§ **Your goal**
Go through the data below. List every line that holds the word "Period".

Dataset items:

* BEGIN *

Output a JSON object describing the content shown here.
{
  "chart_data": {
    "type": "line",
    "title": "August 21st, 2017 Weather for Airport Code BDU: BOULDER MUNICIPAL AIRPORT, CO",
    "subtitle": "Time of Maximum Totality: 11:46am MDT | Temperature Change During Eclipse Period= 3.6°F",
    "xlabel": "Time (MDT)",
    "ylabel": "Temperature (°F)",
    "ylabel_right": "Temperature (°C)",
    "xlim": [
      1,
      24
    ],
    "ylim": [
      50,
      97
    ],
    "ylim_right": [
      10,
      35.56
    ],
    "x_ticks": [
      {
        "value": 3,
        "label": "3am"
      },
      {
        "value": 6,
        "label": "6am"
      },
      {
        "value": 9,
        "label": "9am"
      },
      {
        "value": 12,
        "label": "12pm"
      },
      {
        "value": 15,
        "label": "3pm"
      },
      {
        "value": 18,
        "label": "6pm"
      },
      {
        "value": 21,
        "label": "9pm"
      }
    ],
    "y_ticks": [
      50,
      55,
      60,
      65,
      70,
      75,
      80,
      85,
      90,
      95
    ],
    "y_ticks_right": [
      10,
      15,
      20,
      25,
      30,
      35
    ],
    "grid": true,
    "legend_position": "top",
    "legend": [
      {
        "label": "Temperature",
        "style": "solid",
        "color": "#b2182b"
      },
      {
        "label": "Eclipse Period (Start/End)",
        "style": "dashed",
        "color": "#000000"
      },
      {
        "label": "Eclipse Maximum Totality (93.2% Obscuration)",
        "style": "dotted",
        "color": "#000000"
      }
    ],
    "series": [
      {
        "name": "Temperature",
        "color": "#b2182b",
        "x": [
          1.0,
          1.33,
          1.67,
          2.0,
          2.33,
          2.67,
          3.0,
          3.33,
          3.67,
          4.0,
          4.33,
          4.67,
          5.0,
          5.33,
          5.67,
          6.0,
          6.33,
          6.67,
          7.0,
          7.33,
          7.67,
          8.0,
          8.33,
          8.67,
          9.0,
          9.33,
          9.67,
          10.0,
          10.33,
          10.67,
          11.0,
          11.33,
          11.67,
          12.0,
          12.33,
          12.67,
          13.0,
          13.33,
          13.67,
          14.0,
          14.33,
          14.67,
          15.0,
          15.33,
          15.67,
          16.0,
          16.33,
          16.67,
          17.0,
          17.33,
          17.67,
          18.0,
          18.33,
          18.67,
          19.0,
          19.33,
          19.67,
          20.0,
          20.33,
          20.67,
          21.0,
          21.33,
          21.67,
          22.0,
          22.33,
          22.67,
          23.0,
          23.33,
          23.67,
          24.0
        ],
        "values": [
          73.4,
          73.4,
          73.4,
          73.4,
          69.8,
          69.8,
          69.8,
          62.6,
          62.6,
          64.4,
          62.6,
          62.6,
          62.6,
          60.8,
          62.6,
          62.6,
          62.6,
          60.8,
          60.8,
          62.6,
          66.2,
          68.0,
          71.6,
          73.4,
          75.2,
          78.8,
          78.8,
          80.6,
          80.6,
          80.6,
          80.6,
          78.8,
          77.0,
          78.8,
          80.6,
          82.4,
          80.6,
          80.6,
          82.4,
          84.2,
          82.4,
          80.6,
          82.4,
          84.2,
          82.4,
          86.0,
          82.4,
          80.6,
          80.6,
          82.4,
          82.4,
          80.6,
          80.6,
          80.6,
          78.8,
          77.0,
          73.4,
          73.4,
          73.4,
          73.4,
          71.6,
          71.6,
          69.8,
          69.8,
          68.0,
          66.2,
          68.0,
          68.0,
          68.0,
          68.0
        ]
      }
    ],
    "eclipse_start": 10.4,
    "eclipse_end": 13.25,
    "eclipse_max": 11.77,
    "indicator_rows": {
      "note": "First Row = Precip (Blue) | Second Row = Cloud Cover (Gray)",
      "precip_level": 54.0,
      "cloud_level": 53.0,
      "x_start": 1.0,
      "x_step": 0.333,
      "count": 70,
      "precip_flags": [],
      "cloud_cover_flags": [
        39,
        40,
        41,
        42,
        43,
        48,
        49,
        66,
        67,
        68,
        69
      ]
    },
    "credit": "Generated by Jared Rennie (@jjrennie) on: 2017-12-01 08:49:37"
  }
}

* END *

§ **Final result**
    "subtitle": "Time of Maximum Totality: 11:46am MDT | Temperature Change During Eclipse Period= 3.6°F",
        "label": "Eclipse Period (Start/End)",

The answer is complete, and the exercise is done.